- BRIEF:
Give every line of the material again, exactly as written.

- INPUT MATERIAL:

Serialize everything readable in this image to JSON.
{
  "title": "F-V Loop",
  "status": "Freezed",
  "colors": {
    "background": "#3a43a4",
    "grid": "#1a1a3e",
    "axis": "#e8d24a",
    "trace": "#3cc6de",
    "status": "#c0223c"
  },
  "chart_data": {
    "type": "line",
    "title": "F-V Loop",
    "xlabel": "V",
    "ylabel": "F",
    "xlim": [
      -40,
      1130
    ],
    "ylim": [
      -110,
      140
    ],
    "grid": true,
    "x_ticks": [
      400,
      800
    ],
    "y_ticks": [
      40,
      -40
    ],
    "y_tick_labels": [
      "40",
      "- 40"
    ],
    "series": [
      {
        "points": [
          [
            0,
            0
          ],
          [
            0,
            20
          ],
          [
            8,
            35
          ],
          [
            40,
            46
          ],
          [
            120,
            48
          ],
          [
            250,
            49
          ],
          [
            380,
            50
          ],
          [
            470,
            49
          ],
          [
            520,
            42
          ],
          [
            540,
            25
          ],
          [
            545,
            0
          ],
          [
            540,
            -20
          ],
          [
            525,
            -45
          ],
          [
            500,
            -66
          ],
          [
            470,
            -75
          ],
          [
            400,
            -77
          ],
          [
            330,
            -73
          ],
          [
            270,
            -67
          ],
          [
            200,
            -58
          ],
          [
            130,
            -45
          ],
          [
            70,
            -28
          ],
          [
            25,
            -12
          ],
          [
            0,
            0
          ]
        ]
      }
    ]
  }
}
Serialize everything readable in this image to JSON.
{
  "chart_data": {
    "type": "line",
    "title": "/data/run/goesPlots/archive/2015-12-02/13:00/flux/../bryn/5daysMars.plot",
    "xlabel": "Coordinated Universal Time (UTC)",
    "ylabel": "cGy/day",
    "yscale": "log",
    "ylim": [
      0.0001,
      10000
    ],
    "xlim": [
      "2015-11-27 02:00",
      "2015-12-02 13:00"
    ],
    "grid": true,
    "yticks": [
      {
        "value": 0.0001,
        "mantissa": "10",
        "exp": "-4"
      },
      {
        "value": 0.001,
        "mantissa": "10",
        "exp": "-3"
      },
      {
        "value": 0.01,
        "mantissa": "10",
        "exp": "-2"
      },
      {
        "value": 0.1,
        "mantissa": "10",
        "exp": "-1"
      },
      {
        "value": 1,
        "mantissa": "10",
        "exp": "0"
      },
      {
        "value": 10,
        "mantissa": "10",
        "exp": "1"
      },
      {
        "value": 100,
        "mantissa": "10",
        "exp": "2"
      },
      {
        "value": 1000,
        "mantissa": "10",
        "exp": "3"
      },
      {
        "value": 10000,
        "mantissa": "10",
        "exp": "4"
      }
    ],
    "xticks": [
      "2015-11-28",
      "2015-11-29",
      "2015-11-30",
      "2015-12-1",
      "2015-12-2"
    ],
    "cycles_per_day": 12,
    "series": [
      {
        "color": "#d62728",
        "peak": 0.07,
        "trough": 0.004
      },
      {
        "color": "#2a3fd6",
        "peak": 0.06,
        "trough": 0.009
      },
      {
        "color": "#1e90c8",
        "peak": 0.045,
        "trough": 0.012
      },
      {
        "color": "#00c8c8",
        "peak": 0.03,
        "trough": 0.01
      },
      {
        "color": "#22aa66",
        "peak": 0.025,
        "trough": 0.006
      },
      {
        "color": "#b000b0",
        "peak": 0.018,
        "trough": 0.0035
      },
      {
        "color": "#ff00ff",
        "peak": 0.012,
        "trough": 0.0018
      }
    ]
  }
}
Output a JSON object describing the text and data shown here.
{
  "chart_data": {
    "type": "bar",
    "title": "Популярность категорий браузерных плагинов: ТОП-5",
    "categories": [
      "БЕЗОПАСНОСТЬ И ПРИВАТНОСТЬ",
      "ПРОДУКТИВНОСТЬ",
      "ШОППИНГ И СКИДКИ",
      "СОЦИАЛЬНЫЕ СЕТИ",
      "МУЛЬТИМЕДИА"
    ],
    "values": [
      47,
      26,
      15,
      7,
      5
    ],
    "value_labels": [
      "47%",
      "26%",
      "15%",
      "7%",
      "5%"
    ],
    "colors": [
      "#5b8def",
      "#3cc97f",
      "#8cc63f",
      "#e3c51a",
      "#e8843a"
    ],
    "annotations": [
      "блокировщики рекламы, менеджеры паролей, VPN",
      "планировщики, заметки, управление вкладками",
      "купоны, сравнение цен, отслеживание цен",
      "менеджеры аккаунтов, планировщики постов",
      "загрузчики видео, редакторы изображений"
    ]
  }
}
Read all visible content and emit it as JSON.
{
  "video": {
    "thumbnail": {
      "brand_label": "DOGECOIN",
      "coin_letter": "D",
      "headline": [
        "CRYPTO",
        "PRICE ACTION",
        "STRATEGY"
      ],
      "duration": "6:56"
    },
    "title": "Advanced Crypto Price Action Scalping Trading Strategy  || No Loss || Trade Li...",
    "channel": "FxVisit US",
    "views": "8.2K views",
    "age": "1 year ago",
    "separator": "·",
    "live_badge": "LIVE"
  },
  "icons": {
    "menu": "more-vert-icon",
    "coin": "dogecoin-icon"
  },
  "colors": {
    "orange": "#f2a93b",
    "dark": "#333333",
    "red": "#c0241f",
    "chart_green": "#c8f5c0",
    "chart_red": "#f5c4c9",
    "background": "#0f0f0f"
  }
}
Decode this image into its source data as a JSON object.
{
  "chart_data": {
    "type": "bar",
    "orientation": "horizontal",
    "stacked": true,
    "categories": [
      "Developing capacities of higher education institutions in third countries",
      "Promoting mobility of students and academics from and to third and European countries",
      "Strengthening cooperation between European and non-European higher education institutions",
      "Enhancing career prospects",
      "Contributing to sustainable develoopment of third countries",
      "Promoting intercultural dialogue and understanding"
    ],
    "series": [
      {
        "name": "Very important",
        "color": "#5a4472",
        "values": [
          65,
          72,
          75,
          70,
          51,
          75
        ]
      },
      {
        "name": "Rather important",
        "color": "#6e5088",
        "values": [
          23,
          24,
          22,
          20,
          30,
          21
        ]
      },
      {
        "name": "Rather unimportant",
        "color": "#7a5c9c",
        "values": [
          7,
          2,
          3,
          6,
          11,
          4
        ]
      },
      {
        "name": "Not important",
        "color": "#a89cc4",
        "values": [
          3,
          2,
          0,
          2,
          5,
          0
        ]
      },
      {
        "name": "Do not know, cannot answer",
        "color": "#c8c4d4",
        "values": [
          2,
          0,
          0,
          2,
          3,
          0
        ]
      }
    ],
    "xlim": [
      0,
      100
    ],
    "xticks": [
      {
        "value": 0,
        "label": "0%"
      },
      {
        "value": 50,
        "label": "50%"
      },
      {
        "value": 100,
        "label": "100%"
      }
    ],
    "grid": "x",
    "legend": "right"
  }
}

- SOLVED PROBLEM:
Serialize everything readable in this image to JSON.
{
  "title": "F-V Loop",
  "status": "Freezed",
  "colors": {
    "background": "#3a43a4",
    "grid": "#1a1a3e",
    "axis": "#e8d24a",
    "trace": "#3cc6de",
    "status": "#c0223c"
  },
  "chart_data": {
    "type": "line",
    "title": "F-V Loop",
    "xlabel": "V",
    "ylabel": "F",
    "xlim": [
      -40,
      1130
    ],
    "ylim": [
      -110,
      140
    ],
    "grid": true,
    "x_ticks": [
      400,
      800
    ],
    "y_ticks": [
      40,
      -40
    ],
    "y_tick_labels": [
      "40",
      "- 40"
    ],
    "series": [
      {
        "points": [
          [
            0,
            0
          ],
          [
            0,
            20
          ],
          [
            8,
            35
          ],
          [
            40,
            46
          ],
          [
            120,
            48
          ],
          [
            250,
            49
          ],
          [
            380,
            50
          ],
          [
            470,
            49
          ],
          [
            520,
            42
          ],
          [
            540,
            25
          ],
          [
            545,
            0
          ],
          [
            540,
            -20
          ],
          [
            525,
            -45
          ],
          [
            500,
            -66
          ],
          [
            470,
            -75
          ],
          [
            400,
            -77
          ],
          [
            330,
            -73
          ],
          [
            270,
            -67
          ],
          [
            200,
            -58
          ],
          [
            130,
            -45
          ],
          [
            70,
            -28
          ],
          [
            25,
            -12
          ],
          [
            0,
            0
          ]
        ]
      }
    ]
  }
}
Serialize everything readable in this image to JSON.
{
  "chart_data": {
    "type": "line",
    "title": "/data/run/goesPlots/archive/2015-12-02/13:00/flux/../bryn/5daysMars.plot",
    "xlabel": "Coordinated Universal Time (UTC)",
    "ylabel": "cGy/day",
    "yscale": "log",
    "ylim": [
      0.0001,
      10000
    ],
    "xlim": [
      "2015-11-27 02:00",
      "2015-12-02 13:00"
    ],
    "grid": true,
    "yticks": [
      {
        "value": 0.0001,
        "mantissa": "10",
        "exp": "-4"
      },
      {
        "value": 0.001,
        "mantissa": "10",
        "exp": "-3"
      },
      {
        "value": 0.01,
        "mantissa": "10",
        "exp": "-2"
      },
      {
        "value": 0.1,
        "mantissa": "10",
        "exp": "-1"
      },
      {
        "value": 1,
        "mantissa": "10",
        "exp": "0"
      },
      {
        "value": 10,
        "mantissa": "10",
        "exp": "1"
      },
      {
        "value": 100,
        "mantissa": "10",
        "exp": "2"
      },
      {
        "value": 1000,
        "mantissa": "10",
        "exp": "3"
      },
      {
        "value": 10000,
        "mantissa": "10",
        "exp": "4"
      }
    ],
    "xticks": [
      "2015-11-28",
      "2015-11-29",
      "2015-11-30",
      "2015-12-1",
      "2015-12-2"
    ],
    "cycles_per_day": 12,
    "series": [
      {
        "color": "#d62728",
        "peak": 0.07,
        "trough": 0.004
      },
      {
        "color": "#2a3fd6",
        "peak": 0.06,
        "trough": 0.009
      },
      {
        "color": "#1e90c8",
        "peak": 0.045,
        "trough": 0.012
      },
      {
        "color": "#00c8c8",
        "peak": 0.03,
        "trough": 0.01
      },
      {
        "color": "#22aa66",
        "peak": 0.025,
        "trough": 0.006
      },
      {
        "color": "#b000b0",
        "peak": 0.018,
        "trough": 0.0035
      },
      {
        "color": "#ff00ff",
        "peak": 0.012,
        "trough": 0.0018
      }
    ]
  }
}
Output a JSON object describing the text and data shown here.
{
  "chart_data": {
    "type": "bar",
    "title": "Популярность категорий браузерных плагинов: ТОП-5",
    "categories": [
      "БЕЗОПАСНОСТЬ И ПРИВАТНОСТЬ",
      "ПРОДУКТИВНОСТЬ",
      "ШОППИНГ И СКИДКИ",
      "СОЦИАЛЬНЫЕ СЕТИ",
      "МУЛЬТИМЕДИА"
    ],
    "values": [
      47,
      26,
      15,
      7,
      5
    ],
    "value_labels": [
      "47%",
      "26%",
      "15%",
      "7%",
      "5%"
    ],
    "colors": [
      "#5b8def",
      "#3cc97f",
      "#8cc63f",
      "#e3c51a",
      "#e8843a"
    ],
    "annotations": [
      "блокировщики рекламы, менеджеры паролей, VPN",
      "планировщики, заметки, управление вкладками",
      "купоны, сравнение цен, отслеживание цен",
      "менеджеры аккаунтов, планировщики постов",
      "загрузчики видео, редакторы изображений"
    ]
  }
}
Read all visible content and emit it as JSON.
{
  "video": {
    "thumbnail": {
      "brand_label": "DOGECOIN",
      "coin_letter": "D",
      "headline": [
        "CRYPTO",
        "PRICE ACTION",
        "STRATEGY"
      ],
      "duration": "6:56"
    },
    "title": "Advanced Crypto Price Action Scalping Trading Strategy  || No Loss || Trade Li...",
    "channel": "FxVisit US",
    "views": "8.2K views",
    "age": "1 year ago",
    "separator": "·",
    "live_badge": "LIVE"
  },
  "icons": {
    "menu": "more-vert-icon",
    "coin": "dogecoin-icon"
  },
  "colors": {
    "orange": "#f2a93b",
    "dark": "#333333",
    "red": "#c0241f",
    "chart_green": "#c8f5c0",
    "chart_red": "#f5c4c9",
    "background": "#0f0f0f"
  }
}
Decode this image into its source data as a JSON object.
{
  "chart_data": {
    "type": "bar",
    "orientation": "horizontal",
    "stacked": true,
    "categories": [
      "Developing capacities of higher education institutions in third countries",
      "Promoting mobility of students and academics from and to third and European countries",
      "Strengthening cooperation between European and non-European higher education institutions",
      "Enhancing career prospects",
      "Contributing to sustainable develoopment of third countries",
      "Promoting intercultural dialogue and understanding"
    ],
    "series": [
      {
        "name": "Very important",
        "color": "#5a4472",
        "values": [
          65,
          72,
          75,
          70,
          51,
          75
        ]
      },
      {
        "name": "Rather important",
        "color": "#6e5088",
        "values": [
          23,
          24,
          22,
          20,
          30,
          21
        ]
      },
      {
        "name": "Rather unimportant",
        "color": "#7a5c9c",
        "values": [
          7,
          2,
          3,
          6,
          11,
          4
        ]
      },
      {
        "name": "Not important",
        "color": "#a89cc4",
        "values": [
          3,
          2,
          0,
          2,
          5,
          0
        ]
      },
      {
        "name": "Do not know, cannot answer",
        "color": "#c8c4d4",
        "values": [
          2,
          0,
          0,
          2,
          3,
          0
        ]
      }
    ],
    "xlim": [
      0,
      100
    ],
    "xticks": [
      {
        "value": 0,
        "label": "0%"
      },
      {
        "value": 50,
        "label": "50%"
      },
      {
        "value": 100,
        "label": "100%"
      }
    ],
    "grid": "x",
    "legend": "right"
  }
}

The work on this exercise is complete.